begin
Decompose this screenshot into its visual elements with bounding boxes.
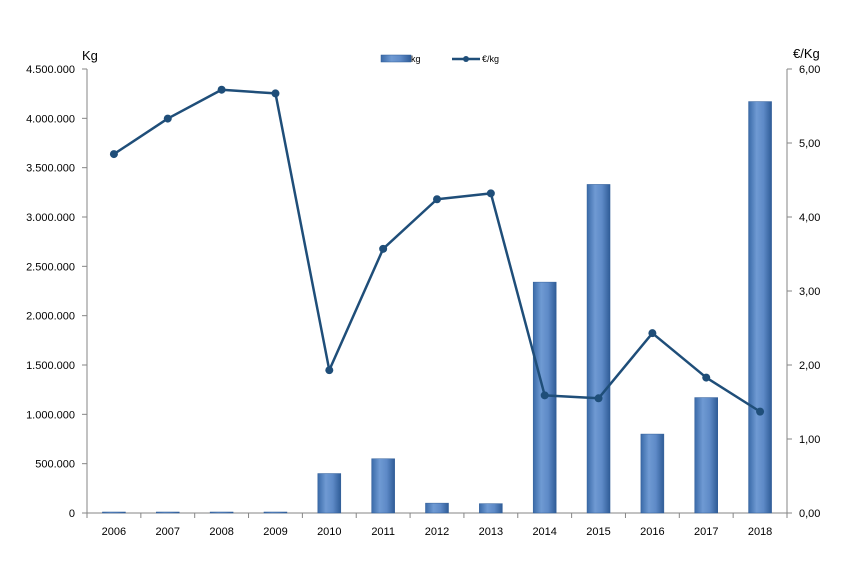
right-axis-ticks: 0,00 1,00 2,00 3,00 4,00 5,00 6,00: [787, 64, 820, 520]
bar: [425, 502, 449, 514]
y2-tick-label: 3,00: [799, 286, 820, 298]
bar: [694, 397, 718, 514]
y2-tick-label: 1,00: [799, 434, 820, 446]
x-tick-label: 2010: [317, 526, 341, 538]
y-tick-label: 3.500.000: [26, 163, 75, 175]
x-tick-label: 2008: [209, 526, 233, 538]
bar-series: [102, 101, 772, 514]
bar: [156, 511, 180, 514]
y-tick-label: 4.000.000: [26, 113, 75, 125]
y-tick-label: 1.000.000: [26, 409, 75, 421]
bar: [479, 503, 503, 514]
line-series: [109, 85, 765, 416]
bar: [209, 511, 234, 514]
x-tick-label: 2015: [586, 526, 610, 538]
price-point: [109, 150, 118, 159]
bar: [748, 101, 772, 514]
legend-label-kg: kg: [411, 54, 421, 64]
y-tick-label: 0: [69, 508, 75, 520]
y2-tick-label: 0,00: [799, 508, 820, 520]
price-line: [113, 88, 761, 413]
y-tick-label: 4.500.000: [26, 64, 75, 76]
price-point: [756, 407, 765, 416]
bar: [640, 433, 665, 514]
legend: kg €/kg: [380, 54, 499, 64]
legend-swatch-kg: [380, 54, 412, 63]
x-tick-label: 2009: [263, 526, 287, 538]
y2-tick-label: 4,00: [799, 212, 820, 224]
price-point: [217, 85, 226, 94]
y-tick-label: 500.000: [35, 459, 75, 471]
y-tick-label: 3.000.000: [26, 212, 75, 224]
legend-label-price: €/kg: [482, 54, 499, 64]
x-tick-label: 2014: [532, 526, 556, 538]
axes: [86, 69, 788, 514]
price-point: [271, 89, 280, 98]
bar: [371, 458, 395, 514]
y2-axis-title: €/Kg: [793, 46, 820, 61]
price-point: [325, 366, 334, 375]
bar: [586, 184, 611, 514]
y-tick-label: 2.500.000: [26, 261, 75, 273]
x-tick-label: 2007: [156, 526, 180, 538]
y2-tick-label: 6,00: [799, 64, 820, 76]
y-tick-label: 2.000.000: [26, 311, 75, 323]
x-tick-label: 2006: [102, 526, 126, 538]
x-tick-label: 2016: [640, 526, 664, 538]
left-axis-ticks: 0 500.000 1.000.000 1.500.000 2.000.000 2.500…: [26, 64, 87, 520]
x-tick-label: 2017: [694, 526, 718, 538]
price-point: [594, 394, 603, 403]
x-tick-label: 2018: [748, 526, 772, 538]
y2-tick-label: 5,00: [799, 138, 820, 150]
price-point: [540, 391, 549, 400]
x-tick-label: 2013: [479, 526, 503, 538]
y2-tick-label: 2,00: [799, 360, 820, 372]
legend-marker-price: [463, 56, 469, 62]
y-axis-title: Kg: [82, 48, 98, 63]
price-point: [702, 373, 711, 382]
bar: [263, 511, 288, 514]
price-point: [163, 114, 172, 123]
price-point: [433, 195, 441, 204]
x-tick-label: 2011: [371, 526, 395, 538]
y-tick-label: 1.500.000: [26, 360, 75, 372]
bar: [102, 511, 126, 514]
price-point: [486, 189, 495, 198]
x-axis-ticks: 2006 2007 2008 2009 2010 2011 2012 2013 2014 2015…: [86, 513, 788, 538]
x-tick-label: 2012: [425, 526, 449, 538]
bar: [317, 473, 342, 514]
price-point: [379, 244, 388, 253]
price-point: [648, 329, 657, 338]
end
### Task requirements
Please retype the part of the lines above that opens with the line containing "right-axis-ticks: 0,00 1,00" and closes with the line containing "price-point: [217, 85, 226, 94]", keeping both of those lines and every character unchanged.

### Answer to the problem
right-axis-ticks: 0,00 1,00 2,00 3,00 4,00 5,00 6,00: [787, 64, 820, 520]
bar: [425, 502, 449, 514]
y2-tick-label: 3,00: [799, 286, 820, 298]
bar: [694, 397, 718, 514]
y2-tick-label: 1,00: [799, 434, 820, 446]
x-tick-label: 2010: [317, 526, 341, 538]
y-tick-label: 3.500.000: [26, 163, 75, 175]
x-tick-label: 2008: [209, 526, 233, 538]
bar-series: [102, 101, 772, 514]
bar: [156, 511, 180, 514]
y-tick-label: 4.000.000: [26, 113, 75, 125]
y-tick-label: 1.000.000: [26, 409, 75, 421]
bar: [479, 503, 503, 514]
line-series: [109, 85, 765, 416]
bar: [209, 511, 234, 514]
x-tick-label: 2015: [586, 526, 610, 538]
price-point: [109, 150, 118, 159]
bar: [748, 101, 772, 514]
legend-label-kg: kg: [411, 54, 421, 64]
y-tick-label: 0: [69, 508, 75, 520]
y2-tick-label: 0,00: [799, 508, 820, 520]
price-line: [113, 88, 761, 413]
y-tick-label: 4.500.000: [26, 64, 75, 76]
price-point: [756, 407, 765, 416]
bar: [640, 433, 665, 514]
legend: kg €/kg: [380, 54, 499, 64]
legend-swatch-kg: [380, 54, 412, 63]
x-tick-label: 2009: [263, 526, 287, 538]
y2-tick-label: 4,00: [799, 212, 820, 224]
price-point: [217, 85, 226, 94]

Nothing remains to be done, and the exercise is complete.